● **Dataset listings of figures**:
--------------------

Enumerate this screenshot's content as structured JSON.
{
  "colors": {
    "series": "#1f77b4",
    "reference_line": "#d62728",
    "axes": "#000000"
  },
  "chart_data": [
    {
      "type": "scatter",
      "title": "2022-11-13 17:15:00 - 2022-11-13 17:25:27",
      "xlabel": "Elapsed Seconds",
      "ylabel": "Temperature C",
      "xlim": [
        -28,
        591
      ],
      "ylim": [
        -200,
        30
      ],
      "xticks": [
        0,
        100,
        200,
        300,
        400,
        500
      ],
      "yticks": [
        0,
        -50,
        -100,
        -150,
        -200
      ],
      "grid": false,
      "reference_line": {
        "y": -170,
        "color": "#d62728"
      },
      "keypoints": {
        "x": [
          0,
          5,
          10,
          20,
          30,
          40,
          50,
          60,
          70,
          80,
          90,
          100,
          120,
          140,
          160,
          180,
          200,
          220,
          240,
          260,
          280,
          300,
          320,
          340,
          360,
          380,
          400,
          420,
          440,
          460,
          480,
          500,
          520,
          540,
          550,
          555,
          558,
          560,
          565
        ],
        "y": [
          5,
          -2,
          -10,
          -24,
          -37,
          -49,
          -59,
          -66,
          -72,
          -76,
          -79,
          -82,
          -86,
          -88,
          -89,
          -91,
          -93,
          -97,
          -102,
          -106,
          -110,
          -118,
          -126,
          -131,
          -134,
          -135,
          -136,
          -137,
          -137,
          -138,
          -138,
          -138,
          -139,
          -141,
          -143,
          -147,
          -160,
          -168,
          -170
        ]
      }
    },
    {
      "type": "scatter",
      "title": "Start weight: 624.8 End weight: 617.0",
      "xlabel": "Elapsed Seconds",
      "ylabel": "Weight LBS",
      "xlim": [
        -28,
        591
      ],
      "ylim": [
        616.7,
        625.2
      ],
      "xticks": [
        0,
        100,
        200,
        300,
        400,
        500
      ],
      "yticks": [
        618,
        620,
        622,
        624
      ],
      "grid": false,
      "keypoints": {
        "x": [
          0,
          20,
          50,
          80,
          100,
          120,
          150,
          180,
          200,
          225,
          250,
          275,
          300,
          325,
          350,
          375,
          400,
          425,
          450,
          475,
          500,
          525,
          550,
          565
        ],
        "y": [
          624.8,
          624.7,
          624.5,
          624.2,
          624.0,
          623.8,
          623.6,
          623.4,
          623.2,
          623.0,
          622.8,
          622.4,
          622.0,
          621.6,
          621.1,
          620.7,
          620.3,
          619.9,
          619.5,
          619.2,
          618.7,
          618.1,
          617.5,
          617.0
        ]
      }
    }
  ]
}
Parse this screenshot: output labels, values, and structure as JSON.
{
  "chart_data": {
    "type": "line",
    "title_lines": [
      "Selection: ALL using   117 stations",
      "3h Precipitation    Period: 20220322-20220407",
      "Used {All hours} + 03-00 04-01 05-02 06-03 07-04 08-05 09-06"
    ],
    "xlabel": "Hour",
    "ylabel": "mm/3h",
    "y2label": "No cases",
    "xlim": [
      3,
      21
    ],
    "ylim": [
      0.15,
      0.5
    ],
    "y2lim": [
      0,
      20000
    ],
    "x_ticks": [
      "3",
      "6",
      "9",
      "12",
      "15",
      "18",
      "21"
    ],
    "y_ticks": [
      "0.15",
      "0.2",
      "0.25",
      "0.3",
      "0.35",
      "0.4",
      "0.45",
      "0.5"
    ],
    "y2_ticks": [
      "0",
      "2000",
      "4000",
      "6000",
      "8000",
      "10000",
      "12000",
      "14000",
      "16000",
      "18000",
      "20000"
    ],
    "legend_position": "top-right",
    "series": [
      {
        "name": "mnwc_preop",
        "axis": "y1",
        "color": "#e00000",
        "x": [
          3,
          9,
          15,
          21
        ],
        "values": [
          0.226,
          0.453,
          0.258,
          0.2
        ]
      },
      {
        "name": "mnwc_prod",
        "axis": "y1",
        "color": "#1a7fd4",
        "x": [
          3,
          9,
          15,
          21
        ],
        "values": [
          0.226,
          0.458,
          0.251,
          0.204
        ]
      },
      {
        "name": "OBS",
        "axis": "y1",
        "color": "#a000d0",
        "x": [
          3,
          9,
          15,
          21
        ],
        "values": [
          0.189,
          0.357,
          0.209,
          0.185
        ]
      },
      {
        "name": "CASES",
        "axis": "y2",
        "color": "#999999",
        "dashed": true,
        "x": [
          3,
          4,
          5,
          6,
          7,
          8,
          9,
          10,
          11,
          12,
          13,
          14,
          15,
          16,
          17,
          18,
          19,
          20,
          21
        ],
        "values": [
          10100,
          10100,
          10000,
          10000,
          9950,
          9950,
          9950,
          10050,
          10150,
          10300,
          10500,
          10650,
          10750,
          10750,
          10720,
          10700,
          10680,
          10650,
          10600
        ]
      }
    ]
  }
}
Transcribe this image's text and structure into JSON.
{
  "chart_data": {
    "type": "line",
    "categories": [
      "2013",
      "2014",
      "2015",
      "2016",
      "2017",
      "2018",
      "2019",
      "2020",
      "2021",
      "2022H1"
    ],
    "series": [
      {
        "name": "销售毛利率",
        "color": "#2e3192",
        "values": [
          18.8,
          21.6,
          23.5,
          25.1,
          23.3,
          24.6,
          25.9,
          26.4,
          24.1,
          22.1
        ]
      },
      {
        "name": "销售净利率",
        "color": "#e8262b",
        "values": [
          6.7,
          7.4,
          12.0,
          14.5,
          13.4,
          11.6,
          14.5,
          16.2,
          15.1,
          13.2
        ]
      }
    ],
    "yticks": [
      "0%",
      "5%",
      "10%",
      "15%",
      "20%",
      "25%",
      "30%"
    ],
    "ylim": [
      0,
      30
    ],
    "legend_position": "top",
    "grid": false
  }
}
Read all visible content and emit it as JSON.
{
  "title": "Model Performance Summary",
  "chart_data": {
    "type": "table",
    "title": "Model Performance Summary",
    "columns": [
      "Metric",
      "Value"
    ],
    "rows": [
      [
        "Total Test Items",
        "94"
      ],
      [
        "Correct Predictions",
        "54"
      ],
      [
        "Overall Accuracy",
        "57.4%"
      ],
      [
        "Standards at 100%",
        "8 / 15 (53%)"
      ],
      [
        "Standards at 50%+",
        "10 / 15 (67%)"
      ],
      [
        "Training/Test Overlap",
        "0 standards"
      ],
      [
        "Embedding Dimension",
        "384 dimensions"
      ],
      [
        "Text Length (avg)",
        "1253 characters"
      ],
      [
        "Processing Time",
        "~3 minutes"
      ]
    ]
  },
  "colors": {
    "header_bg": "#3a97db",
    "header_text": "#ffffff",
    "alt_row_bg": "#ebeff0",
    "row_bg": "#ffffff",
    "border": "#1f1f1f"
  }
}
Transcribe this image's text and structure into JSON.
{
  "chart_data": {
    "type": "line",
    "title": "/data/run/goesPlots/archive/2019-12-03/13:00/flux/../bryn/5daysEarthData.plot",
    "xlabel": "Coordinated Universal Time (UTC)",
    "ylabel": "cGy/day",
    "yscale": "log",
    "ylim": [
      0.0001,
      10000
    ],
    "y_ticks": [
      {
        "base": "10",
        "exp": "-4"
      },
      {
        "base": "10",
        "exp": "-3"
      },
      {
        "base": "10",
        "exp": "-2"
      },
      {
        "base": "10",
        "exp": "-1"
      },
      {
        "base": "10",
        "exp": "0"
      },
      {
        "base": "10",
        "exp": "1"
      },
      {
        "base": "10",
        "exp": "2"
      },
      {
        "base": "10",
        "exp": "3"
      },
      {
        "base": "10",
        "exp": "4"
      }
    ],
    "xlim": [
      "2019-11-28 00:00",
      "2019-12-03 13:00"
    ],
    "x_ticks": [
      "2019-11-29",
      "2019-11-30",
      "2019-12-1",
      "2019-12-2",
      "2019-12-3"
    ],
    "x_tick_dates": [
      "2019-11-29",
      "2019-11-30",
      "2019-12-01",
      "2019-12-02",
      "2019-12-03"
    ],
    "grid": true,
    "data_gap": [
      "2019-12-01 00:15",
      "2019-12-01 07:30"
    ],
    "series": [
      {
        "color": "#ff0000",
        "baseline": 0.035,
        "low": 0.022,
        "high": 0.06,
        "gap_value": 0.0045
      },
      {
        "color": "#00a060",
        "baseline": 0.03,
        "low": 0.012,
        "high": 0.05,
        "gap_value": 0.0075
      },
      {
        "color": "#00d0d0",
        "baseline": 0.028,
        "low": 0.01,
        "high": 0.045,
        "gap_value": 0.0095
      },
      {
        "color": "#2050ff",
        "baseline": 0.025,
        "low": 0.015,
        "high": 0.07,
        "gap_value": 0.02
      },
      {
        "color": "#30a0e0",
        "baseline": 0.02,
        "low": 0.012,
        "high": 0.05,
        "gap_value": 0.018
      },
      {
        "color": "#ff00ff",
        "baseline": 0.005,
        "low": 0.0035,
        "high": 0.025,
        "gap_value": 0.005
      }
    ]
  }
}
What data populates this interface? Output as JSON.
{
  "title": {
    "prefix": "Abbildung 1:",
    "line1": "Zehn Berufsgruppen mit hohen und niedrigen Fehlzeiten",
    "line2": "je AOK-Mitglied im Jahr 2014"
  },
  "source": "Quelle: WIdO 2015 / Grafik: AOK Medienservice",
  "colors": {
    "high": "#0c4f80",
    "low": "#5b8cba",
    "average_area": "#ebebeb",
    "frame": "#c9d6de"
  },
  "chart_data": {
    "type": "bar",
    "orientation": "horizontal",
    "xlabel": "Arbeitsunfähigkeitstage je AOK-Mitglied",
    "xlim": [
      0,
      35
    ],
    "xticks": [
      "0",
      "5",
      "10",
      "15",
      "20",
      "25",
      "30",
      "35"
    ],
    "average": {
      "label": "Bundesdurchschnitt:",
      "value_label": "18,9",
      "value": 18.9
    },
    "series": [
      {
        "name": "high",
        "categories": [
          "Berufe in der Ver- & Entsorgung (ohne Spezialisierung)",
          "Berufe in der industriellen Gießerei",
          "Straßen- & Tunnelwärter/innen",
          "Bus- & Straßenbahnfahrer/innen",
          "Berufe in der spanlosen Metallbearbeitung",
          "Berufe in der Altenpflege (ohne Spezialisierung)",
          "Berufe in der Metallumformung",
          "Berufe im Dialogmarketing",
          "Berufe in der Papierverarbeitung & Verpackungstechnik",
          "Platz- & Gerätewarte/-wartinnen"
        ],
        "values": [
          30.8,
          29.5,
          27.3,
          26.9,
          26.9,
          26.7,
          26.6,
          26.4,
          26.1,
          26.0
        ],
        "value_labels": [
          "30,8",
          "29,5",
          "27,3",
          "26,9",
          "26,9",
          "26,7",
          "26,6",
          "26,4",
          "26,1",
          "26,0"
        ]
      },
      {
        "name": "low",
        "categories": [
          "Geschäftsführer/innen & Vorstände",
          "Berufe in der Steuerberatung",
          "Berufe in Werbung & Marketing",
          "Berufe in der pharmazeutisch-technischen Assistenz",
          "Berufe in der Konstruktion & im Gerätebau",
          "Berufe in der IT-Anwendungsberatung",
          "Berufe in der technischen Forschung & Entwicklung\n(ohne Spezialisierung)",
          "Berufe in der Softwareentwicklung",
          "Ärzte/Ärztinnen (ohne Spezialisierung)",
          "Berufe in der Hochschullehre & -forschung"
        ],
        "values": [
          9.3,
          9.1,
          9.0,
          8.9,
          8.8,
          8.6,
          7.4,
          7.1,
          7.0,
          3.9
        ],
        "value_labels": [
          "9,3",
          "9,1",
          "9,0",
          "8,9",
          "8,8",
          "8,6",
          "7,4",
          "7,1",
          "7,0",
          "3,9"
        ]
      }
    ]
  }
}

--------------------

Search the lines above for the string "name", then show every one that has it.

● **Answer below**:
        "name": "mnwc_preop",
        "name": "mnwc_prod",
        "name": "OBS",
        "name": "CASES",
        "name": "销售毛利率",
        "name": "销售净利率",
        "name": "high",
        "name": "low",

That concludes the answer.